**Short task:** Make an exact copy of the entries below.

**Given data:**
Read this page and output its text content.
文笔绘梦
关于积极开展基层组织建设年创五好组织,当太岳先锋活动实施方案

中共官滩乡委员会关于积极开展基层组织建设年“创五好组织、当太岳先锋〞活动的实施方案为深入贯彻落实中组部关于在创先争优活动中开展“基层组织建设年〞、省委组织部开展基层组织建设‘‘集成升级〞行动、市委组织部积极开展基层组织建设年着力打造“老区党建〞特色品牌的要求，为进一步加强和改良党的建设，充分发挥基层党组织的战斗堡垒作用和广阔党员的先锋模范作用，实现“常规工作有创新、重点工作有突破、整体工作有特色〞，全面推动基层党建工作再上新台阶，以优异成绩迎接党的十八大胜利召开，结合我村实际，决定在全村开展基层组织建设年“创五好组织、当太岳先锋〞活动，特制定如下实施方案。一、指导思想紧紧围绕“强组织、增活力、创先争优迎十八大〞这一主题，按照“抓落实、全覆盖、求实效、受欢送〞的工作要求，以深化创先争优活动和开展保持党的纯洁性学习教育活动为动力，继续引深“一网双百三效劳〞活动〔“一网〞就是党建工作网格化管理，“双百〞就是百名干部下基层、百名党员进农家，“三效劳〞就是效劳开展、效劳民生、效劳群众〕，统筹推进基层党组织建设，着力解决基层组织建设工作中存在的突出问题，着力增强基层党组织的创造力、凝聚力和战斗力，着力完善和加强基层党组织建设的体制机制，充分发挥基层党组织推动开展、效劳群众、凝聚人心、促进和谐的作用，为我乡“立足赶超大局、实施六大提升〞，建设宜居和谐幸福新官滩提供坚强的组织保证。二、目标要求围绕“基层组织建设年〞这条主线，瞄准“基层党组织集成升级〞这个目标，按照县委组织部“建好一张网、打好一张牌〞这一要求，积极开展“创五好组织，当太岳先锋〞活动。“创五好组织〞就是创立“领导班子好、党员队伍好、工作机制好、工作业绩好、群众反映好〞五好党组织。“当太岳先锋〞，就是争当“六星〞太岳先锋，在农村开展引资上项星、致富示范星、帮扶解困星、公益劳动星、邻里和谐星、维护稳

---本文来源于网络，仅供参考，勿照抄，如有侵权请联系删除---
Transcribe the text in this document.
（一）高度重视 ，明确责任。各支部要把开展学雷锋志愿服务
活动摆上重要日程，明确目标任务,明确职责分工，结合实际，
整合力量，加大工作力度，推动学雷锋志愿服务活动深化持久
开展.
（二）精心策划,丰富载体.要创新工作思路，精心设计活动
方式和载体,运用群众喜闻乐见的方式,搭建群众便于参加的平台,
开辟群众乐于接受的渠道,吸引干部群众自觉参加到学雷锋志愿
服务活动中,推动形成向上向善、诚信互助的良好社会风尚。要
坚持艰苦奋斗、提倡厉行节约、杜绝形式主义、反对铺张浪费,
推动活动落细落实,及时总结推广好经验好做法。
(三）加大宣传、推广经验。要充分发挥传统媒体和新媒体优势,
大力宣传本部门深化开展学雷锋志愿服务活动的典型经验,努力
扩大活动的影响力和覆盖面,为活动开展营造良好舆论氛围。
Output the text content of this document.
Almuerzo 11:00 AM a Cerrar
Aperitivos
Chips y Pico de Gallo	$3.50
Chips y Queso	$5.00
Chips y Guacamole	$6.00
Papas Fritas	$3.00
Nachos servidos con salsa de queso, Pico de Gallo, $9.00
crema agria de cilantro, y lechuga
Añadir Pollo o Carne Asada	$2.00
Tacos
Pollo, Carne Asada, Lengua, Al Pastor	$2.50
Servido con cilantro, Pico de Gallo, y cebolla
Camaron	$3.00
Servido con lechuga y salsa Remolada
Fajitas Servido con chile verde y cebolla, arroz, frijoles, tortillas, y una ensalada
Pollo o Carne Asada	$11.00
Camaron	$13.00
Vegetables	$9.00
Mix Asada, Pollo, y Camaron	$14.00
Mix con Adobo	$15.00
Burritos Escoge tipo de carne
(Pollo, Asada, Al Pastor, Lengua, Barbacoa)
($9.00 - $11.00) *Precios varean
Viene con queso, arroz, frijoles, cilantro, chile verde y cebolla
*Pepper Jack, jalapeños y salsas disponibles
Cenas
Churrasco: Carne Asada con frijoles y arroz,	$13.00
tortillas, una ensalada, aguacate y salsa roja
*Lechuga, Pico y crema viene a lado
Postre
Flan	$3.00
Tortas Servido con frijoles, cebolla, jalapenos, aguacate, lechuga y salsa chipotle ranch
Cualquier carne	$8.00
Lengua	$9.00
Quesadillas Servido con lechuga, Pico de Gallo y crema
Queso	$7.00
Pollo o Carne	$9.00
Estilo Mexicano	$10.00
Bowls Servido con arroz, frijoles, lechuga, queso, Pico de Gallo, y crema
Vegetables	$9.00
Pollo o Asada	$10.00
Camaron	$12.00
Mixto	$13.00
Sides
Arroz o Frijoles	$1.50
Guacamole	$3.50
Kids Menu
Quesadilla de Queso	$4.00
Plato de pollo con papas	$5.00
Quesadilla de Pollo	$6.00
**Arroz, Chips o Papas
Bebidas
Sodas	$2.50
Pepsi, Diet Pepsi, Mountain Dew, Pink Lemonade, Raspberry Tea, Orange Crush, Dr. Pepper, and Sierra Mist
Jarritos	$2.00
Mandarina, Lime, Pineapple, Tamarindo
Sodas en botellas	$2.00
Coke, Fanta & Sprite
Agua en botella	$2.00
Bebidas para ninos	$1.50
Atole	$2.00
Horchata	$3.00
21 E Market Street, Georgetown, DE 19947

**Exercise response:**
Read this page and output its text content.
文笔绘梦
关于积极开展基层组织建设年创五好组织,当太岳先锋活动实施方案

中共官滩乡委员会关于积极开展基层组织建设年“创五好组织、当太岳先锋〞活动的实施方案为深入贯彻落实中组部关于在创先争优活动中开展“基层组织建设年〞、省委组织部开展基层组织建设‘‘集成升级〞行动、市委组织部积极开展基层组织建设年着力打造“老区党建〞特色品牌的要求，为进一步加强和改良党的建设，充分发挥基层党组织的战斗堡垒作用和广阔党员的先锋模范作用，实现“常规工作有创新、重点工作有突破、整体工作有特色〞，全面推动基层党建工作再上新台阶，以优异成绩迎接党的十八大胜利召开，结合我村实际，决定在全村开展基层组织建设年“创五好组织、当太岳先锋〞活动，特制定如下实施方案。一、指导思想紧紧围绕“强组织、增活力、创先争优迎十八大〞这一主题，按照“抓落实、全覆盖、求实效、受欢送〞的工作要求，以深化创先争优活动和开展保持党的纯洁性学习教育活动为动力，继续引深“一网双百三效劳〞活动〔“一网〞就是党建工作网格化管理，“双百〞就是百名干部下基层、百名党员进农家，“三效劳〞就是效劳开展、效劳民生、效劳群众〕，统筹推进基层党组织建设，着力解决基层组织建设工作中存在的突出问题，着力增强基层党组织的创造力、凝聚力和战斗力，着力完善和加强基层党组织建设的体制机制，充分发挥基层党组织推动开展、效劳群众、凝聚人心、促进和谐的作用，为我乡“立足赶超大局、实施六大提升〞，建设宜居和谐幸福新官滩提供坚强的组织保证。二、目标要求围绕“基层组织建设年〞这条主线，瞄准“基层党组织集成升级〞这个目标，按照县委组织部“建好一张网、打好一张牌〞这一要求，积极开展“创五好组织，当太岳先锋〞活动。“创五好组织〞就是创立“领导班子好、党员队伍好、工作机制好、工作业绩好、群众反映好〞五好党组织。“当太岳先锋〞，就是争当“六星〞太岳先锋，在农村开展引资上项星、致富示范星、帮扶解困星、公益劳动星、邻里和谐星、维护稳

---本文来源于网络，仅供参考，勿照抄，如有侵权请联系删除---
Transcribe the text in this document.
（一）高度重视 ，明确责任。各支部要把开展学雷锋志愿服务
活动摆上重要日程，明确目标任务,明确职责分工，结合实际，
整合力量，加大工作力度，推动学雷锋志愿服务活动深化持久
开展.
（二）精心策划,丰富载体.要创新工作思路，精心设计活动
方式和载体,运用群众喜闻乐见的方式,搭建群众便于参加的平台,
开辟群众乐于接受的渠道,吸引干部群众自觉参加到学雷锋志愿
服务活动中,推动形成向上向善、诚信互助的良好社会风尚。要
坚持艰苦奋斗、提倡厉行节约、杜绝形式主义、反对铺张浪费,
推动活动落细落实,及时总结推广好经验好做法。
(三）加大宣传、推广经验。要充分发挥传统媒体和新媒体优势,
大力宣传本部门深化开展学雷锋志愿服务活动的典型经验,努力
扩大活动的影响力和覆盖面,为活动开展营造良好舆论氛围。
Output the text content of this document.
Almuerzo 11:00 AM a Cerrar
Aperitivos
Chips y Pico de Gallo	$3.50
Chips y Queso	$5.00
Chips y Guacamole	$6.00
Papas Fritas	$3.00
Nachos servidos con salsa de queso, Pico de Gallo, $9.00
crema agria de cilantro, y lechuga
Añadir Pollo o Carne Asada	$2.00
Tacos
Pollo, Carne Asada, Lengua, Al Pastor	$2.50
Servido con cilantro, Pico de Gallo, y cebolla
Camaron	$3.00
Servido con lechuga y salsa Remolada
Fajitas Servido con chile verde y cebolla, arroz, frijoles, tortillas, y una ensalada
Pollo o Carne Asada	$11.00
Camaron	$13.00
Vegetables	$9.00
Mix Asada, Pollo, y Camaron	$14.00
Mix con Adobo	$15.00
Burritos Escoge tipo de carne
(Pollo, Asada, Al Pastor, Lengua, Barbacoa)
($9.00 - $11.00) *Precios varean
Viene con queso, arroz, frijoles, cilantro, chile verde y cebolla
*Pepper Jack, jalapeños y salsas disponibles
Cenas
Churrasco: Carne Asada con frijoles y arroz,	$13.00
tortillas, una ensalada, aguacate y salsa roja
*Lechuga, Pico y crema viene a lado
Postre
Flan	$3.00
Tortas Servido con frijoles, cebolla, jalapenos, aguacate, lechuga y salsa chipotle ranch
Cualquier carne	$8.00
Lengua	$9.00
Quesadillas Servido con lechuga, Pico de Gallo y crema
Queso	$7.00
Pollo o Carne	$9.00
Estilo Mexicano	$10.00
Bowls Servido con arroz, frijoles, lechuga, queso, Pico de Gallo, y crema
Vegetables	$9.00
Pollo o Asada	$10.00
Camaron	$12.00
Mixto	$13.00
Sides
Arroz o Frijoles	$1.50
Guacamole	$3.50
Kids Menu
Quesadilla de Queso	$4.00
Plato de pollo con papas	$5.00
Quesadilla de Pollo	$6.00
**Arroz, Chips o Papas
Bebidas
Sodas	$2.50
Pepsi, Diet Pepsi, Mountain Dew, Pink Lemonade, Raspberry Tea, Orange Crush, Dr. Pepper, and Sierra Mist
Jarritos	$2.00
Mandarina, Lime, Pineapple, Tamarindo
Sodas en botellas	$2.00
Coke, Fanta & Sprite
Agua en botella	$2.00
Bebidas para ninos	$1.50
Atole	$2.00
Horchata	$3.00
21 E Market Street, Georgetown, DE 19947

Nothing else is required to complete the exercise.